■ Given exercise ■
Repeat the listing in full, exactly as it stands.

Stored records
++++

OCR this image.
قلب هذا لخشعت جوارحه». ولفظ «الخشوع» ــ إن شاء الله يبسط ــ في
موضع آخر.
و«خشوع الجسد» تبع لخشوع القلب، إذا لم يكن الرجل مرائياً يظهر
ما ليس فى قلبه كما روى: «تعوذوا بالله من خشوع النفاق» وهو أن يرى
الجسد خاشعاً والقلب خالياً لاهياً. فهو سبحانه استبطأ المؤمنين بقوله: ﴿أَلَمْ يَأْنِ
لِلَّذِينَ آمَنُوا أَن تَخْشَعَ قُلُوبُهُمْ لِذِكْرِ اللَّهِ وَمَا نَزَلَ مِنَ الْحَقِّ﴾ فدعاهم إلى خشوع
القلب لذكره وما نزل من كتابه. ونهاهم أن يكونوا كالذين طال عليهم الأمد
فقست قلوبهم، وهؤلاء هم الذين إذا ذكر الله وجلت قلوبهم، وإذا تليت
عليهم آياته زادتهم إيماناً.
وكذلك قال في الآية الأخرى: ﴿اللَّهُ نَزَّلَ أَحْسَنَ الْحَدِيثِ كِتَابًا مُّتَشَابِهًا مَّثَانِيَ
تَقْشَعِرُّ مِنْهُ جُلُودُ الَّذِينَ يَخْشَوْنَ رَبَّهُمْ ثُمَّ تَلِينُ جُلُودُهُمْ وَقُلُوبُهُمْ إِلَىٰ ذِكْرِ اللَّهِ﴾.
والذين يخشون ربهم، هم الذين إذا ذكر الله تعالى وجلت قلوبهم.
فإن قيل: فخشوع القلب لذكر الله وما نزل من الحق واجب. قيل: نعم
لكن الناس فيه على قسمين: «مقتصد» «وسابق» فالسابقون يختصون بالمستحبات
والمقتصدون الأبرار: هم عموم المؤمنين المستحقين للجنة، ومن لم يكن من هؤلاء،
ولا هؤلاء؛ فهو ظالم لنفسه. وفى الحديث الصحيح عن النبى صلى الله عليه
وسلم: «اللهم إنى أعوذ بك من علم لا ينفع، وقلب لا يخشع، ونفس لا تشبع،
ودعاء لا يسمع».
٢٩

++++

■ Output ■
OCR this image.
قلب هذا لخشعت جوارحه». ولفظ «الخشوع» ــ إن شاء الله يبسط ــ في
موضع آخر.
و«خشوع الجسد» تبع لخشوع القلب، إذا لم يكن الرجل مرائياً يظهر
ما ليس فى قلبه كما روى: «تعوذوا بالله من خشوع النفاق» وهو أن يرى
الجسد خاشعاً والقلب خالياً لاهياً. فهو سبحانه استبطأ المؤمنين بقوله: ﴿أَلَمْ يَأْنِ
لِلَّذِينَ آمَنُوا أَن تَخْشَعَ قُلُوبُهُمْ لِذِكْرِ اللَّهِ وَمَا نَزَلَ مِنَ الْحَقِّ﴾ فدعاهم إلى خشوع
القلب لذكره وما نزل من كتابه. ونهاهم أن يكونوا كالذين طال عليهم الأمد
فقست قلوبهم، وهؤلاء هم الذين إذا ذكر الله وجلت قلوبهم، وإذا تليت
عليهم آياته زادتهم إيماناً.
وكذلك قال في الآية الأخرى: ﴿اللَّهُ نَزَّلَ أَحْسَنَ الْحَدِيثِ كِتَابًا مُّتَشَابِهًا مَّثَانِيَ
تَقْشَعِرُّ مِنْهُ جُلُودُ الَّذِينَ يَخْشَوْنَ رَبَّهُمْ ثُمَّ تَلِينُ جُلُودُهُمْ وَقُلُوبُهُمْ إِلَىٰ ذِكْرِ اللَّهِ﴾.
والذين يخشون ربهم، هم الذين إذا ذكر الله تعالى وجلت قلوبهم.
فإن قيل: فخشوع القلب لذكر الله وما نزل من الحق واجب. قيل: نعم
لكن الناس فيه على قسمين: «مقتصد» «وسابق» فالسابقون يختصون بالمستحبات
والمقتصدون الأبرار: هم عموم المؤمنين المستحقين للجنة، ومن لم يكن من هؤلاء،
ولا هؤلاء؛ فهو ظالم لنفسه. وفى الحديث الصحيح عن النبى صلى الله عليه
وسلم: «اللهم إنى أعوذ بك من علم لا ينفع، وقلب لا يخشع، ونفس لا تشبع،
ودعاء لا يسمع».
٢٩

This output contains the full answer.